**To do:** Your task is to copy every line of the records below that contains "OCF₃".

(Stored data)
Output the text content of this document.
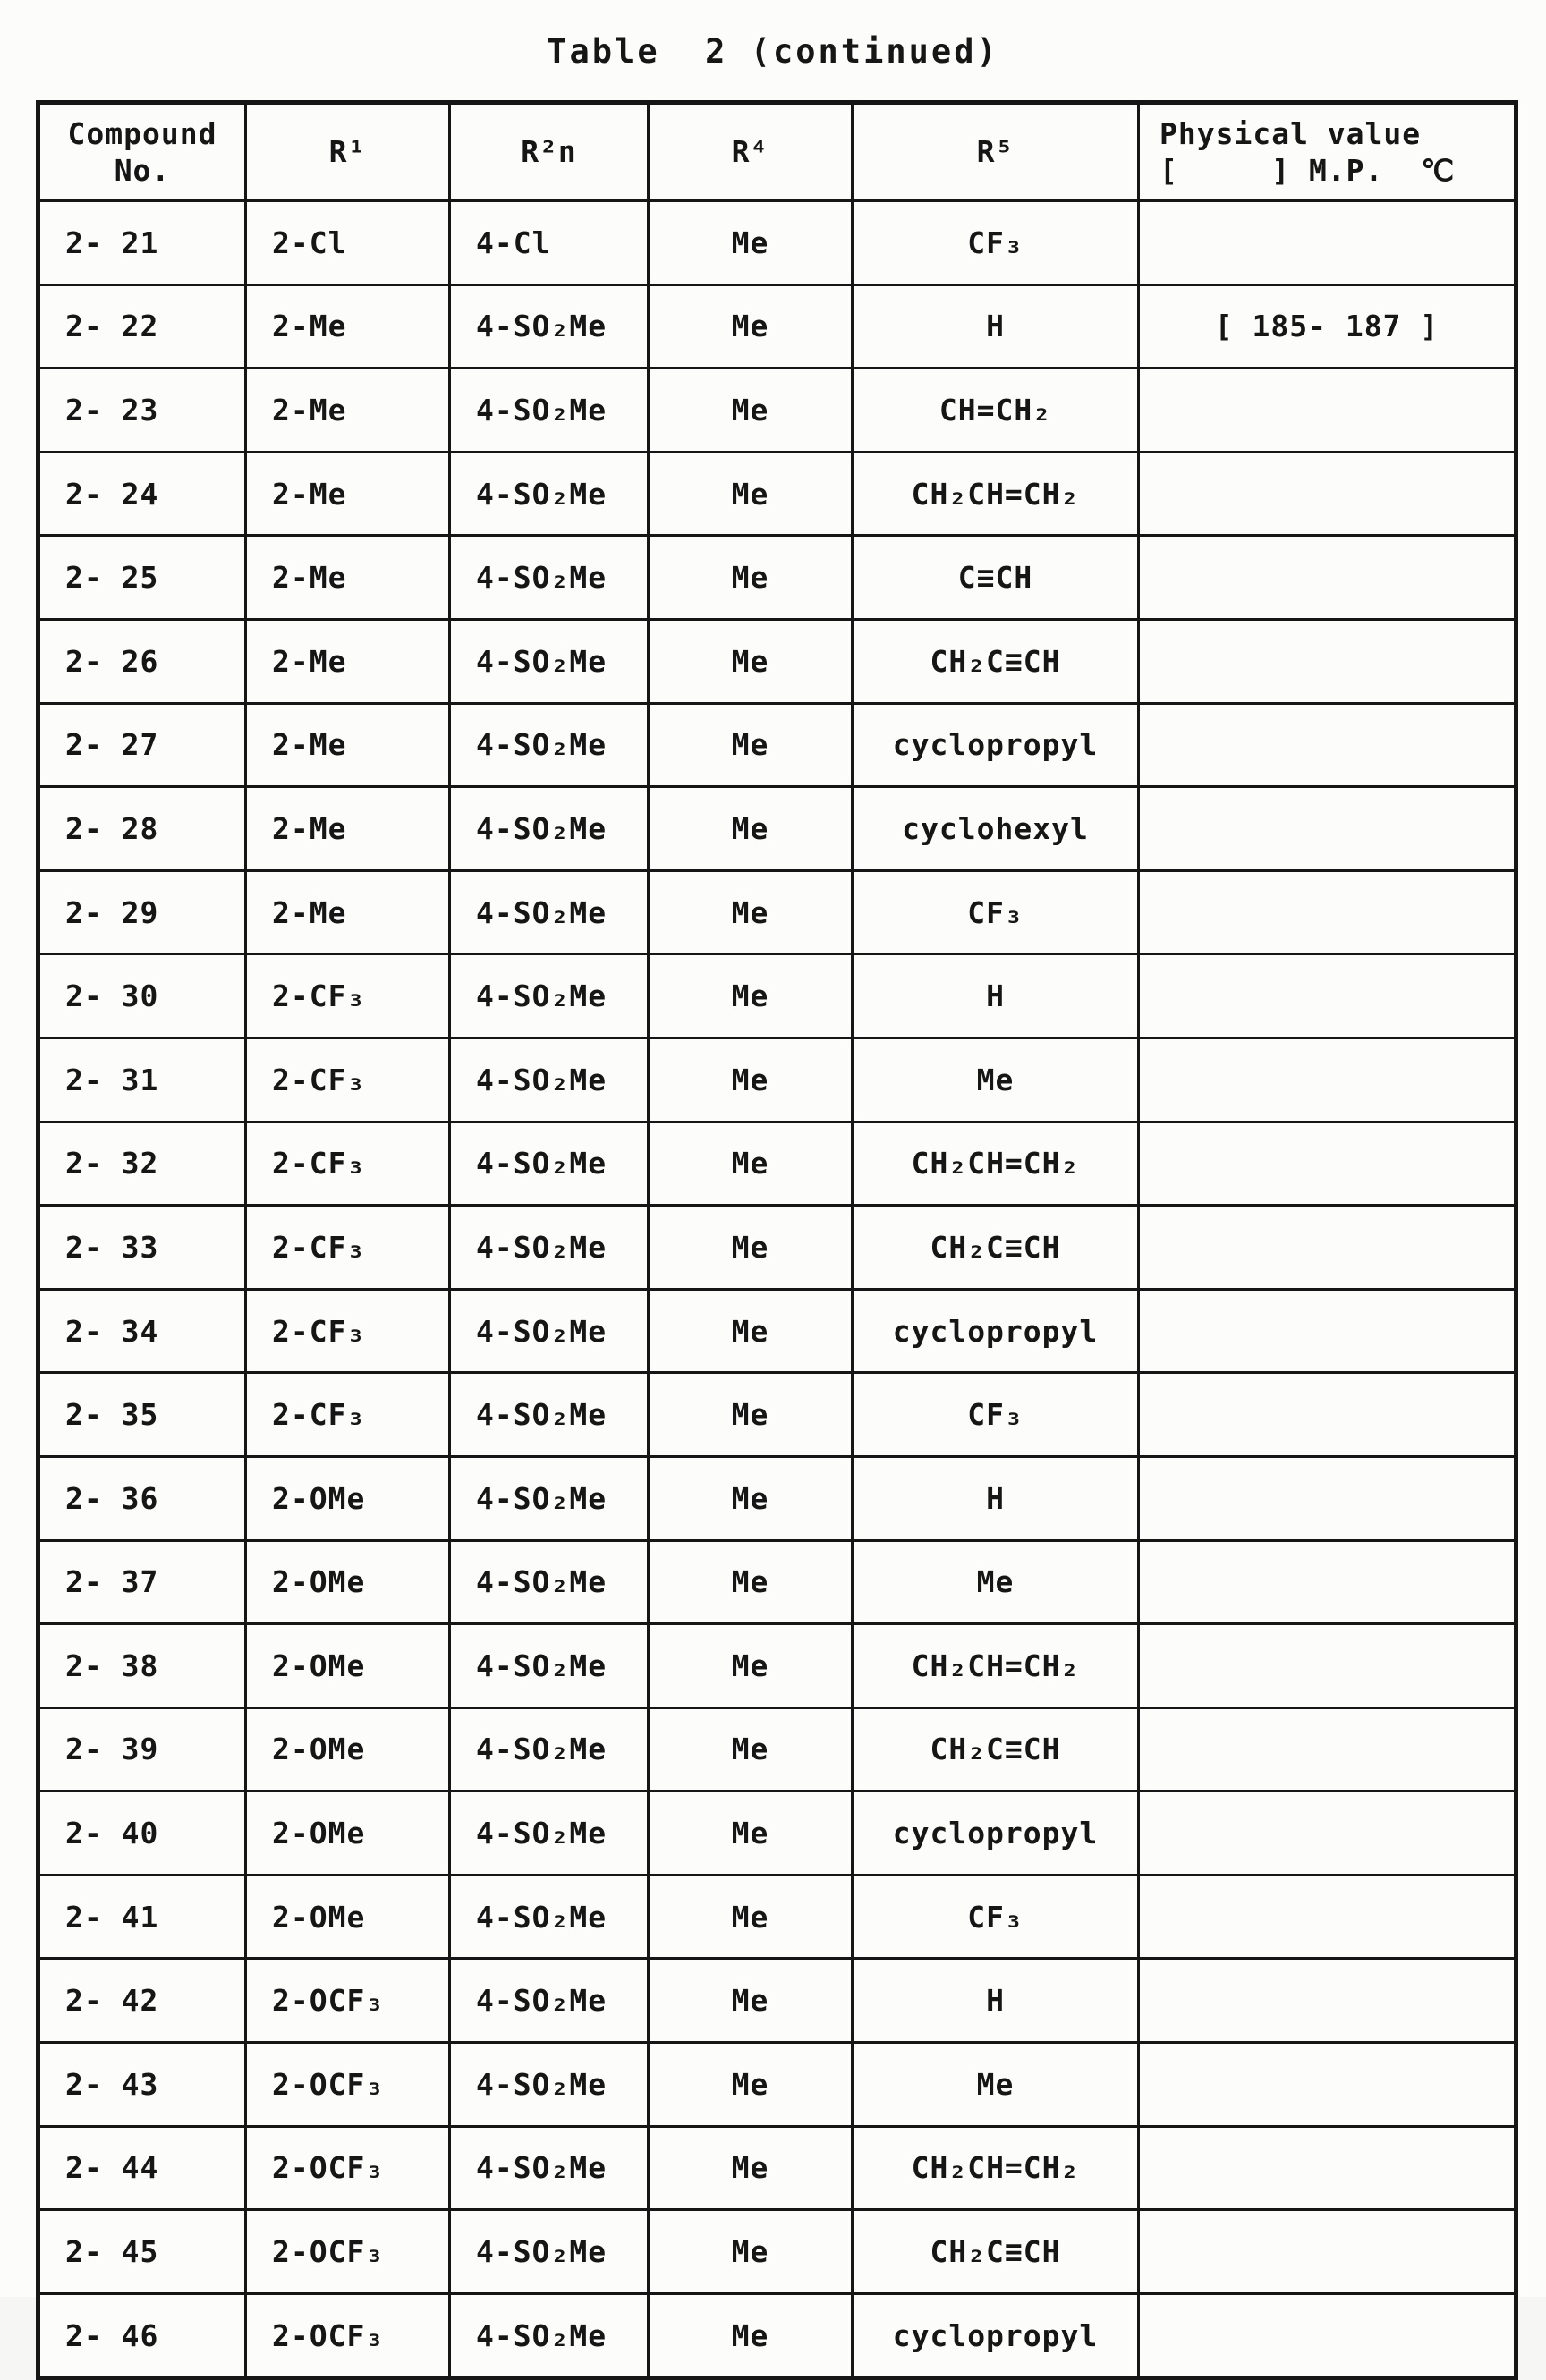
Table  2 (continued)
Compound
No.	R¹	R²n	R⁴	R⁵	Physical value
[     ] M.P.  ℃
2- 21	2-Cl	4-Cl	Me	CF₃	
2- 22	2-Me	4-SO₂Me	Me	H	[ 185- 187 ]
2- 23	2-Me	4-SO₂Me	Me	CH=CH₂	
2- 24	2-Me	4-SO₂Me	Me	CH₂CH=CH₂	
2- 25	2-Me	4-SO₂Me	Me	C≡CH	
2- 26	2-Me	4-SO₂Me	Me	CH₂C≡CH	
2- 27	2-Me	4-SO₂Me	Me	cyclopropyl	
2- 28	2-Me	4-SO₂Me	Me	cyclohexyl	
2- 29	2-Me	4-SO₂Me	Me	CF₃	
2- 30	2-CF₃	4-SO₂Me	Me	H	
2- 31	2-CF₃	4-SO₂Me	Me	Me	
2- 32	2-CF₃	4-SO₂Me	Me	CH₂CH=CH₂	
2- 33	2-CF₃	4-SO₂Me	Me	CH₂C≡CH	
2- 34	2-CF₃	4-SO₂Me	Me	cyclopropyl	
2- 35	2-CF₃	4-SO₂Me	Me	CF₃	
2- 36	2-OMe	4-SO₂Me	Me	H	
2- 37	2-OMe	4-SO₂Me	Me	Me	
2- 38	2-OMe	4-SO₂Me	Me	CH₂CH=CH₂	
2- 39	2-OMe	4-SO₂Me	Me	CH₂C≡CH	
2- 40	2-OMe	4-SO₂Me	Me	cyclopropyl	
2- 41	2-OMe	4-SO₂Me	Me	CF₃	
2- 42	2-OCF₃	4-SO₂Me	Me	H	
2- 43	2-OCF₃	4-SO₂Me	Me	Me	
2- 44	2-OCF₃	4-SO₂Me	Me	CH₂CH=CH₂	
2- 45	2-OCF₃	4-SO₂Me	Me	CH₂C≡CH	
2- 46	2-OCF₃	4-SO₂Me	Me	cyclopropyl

...

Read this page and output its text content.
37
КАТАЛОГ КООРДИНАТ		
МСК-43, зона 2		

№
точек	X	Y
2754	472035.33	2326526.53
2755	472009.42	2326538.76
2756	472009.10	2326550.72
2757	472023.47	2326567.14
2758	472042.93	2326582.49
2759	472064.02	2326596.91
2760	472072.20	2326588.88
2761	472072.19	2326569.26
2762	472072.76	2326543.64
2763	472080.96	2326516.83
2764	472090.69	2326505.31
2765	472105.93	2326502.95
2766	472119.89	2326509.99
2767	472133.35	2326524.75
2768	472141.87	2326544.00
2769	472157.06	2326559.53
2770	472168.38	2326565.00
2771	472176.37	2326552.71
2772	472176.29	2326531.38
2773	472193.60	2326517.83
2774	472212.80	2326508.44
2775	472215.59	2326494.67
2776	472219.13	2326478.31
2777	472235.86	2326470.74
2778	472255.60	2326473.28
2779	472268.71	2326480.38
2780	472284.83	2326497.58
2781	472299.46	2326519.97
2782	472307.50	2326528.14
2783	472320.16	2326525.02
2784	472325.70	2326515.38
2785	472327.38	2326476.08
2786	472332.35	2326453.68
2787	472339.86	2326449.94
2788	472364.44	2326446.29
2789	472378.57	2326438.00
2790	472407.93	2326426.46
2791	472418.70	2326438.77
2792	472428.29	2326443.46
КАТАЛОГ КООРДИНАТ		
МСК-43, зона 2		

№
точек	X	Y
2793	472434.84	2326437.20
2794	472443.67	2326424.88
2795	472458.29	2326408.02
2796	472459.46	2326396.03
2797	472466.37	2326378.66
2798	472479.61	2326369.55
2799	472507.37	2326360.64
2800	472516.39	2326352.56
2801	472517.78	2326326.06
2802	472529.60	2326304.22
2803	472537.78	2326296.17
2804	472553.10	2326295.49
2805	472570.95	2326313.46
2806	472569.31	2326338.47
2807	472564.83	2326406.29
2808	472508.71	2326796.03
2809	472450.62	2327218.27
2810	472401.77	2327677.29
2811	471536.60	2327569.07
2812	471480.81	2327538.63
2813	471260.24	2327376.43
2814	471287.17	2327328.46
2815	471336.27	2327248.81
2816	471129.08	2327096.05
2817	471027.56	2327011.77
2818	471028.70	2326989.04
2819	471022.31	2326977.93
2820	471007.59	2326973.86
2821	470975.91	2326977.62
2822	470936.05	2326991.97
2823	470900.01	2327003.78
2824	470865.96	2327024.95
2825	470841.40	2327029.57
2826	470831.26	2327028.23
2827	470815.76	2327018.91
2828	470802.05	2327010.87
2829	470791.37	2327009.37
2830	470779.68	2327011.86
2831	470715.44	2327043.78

---

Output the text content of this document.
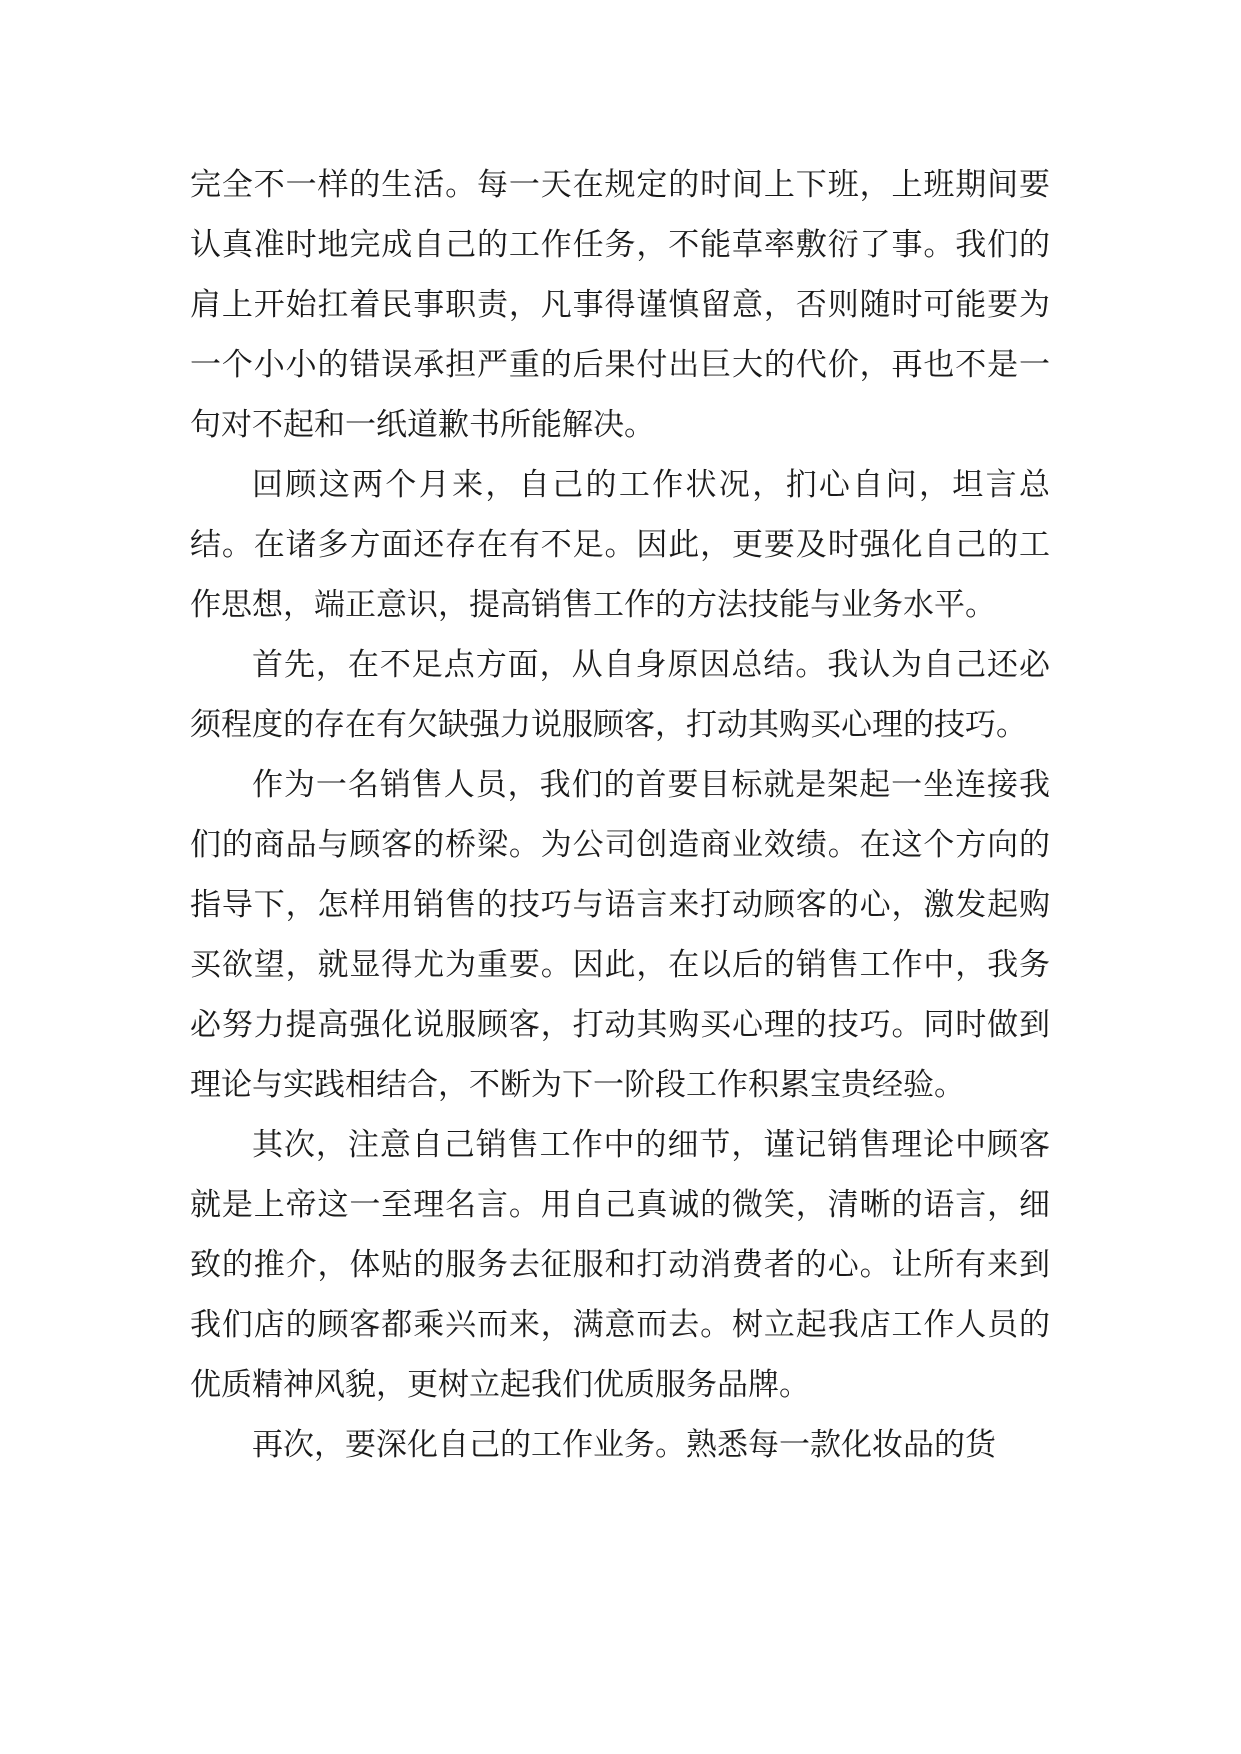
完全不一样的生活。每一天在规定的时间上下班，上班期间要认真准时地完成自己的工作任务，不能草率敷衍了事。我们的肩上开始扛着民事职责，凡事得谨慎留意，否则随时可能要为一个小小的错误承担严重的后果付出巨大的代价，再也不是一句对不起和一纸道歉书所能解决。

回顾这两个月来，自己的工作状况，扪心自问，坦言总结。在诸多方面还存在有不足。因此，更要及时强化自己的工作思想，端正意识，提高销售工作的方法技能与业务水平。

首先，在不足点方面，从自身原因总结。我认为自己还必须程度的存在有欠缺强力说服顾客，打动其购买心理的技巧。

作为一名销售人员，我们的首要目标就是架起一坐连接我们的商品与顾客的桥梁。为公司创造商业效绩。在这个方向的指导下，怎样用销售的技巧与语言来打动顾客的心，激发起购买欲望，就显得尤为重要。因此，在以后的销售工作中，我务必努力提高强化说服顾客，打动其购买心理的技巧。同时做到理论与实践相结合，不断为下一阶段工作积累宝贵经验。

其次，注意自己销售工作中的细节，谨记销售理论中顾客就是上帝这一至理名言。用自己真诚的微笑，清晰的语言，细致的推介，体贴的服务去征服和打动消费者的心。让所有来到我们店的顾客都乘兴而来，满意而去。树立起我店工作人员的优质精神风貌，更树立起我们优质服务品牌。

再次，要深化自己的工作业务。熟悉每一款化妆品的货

**Finished task:**
2- 42	2-OCF₃	4-SO₂Me	Me	H	
2- 43	2-OCF₃	4-SO₂Me	Me	Me	
2- 44	2-OCF₃	4-SO₂Me	Me	CH₂CH=CH₂	
2- 45	2-OCF₃	4-SO₂Me	Me	CH₂C≡CH	
2- 46	2-OCF₃	4-SO₂Me	Me	cyclopropyl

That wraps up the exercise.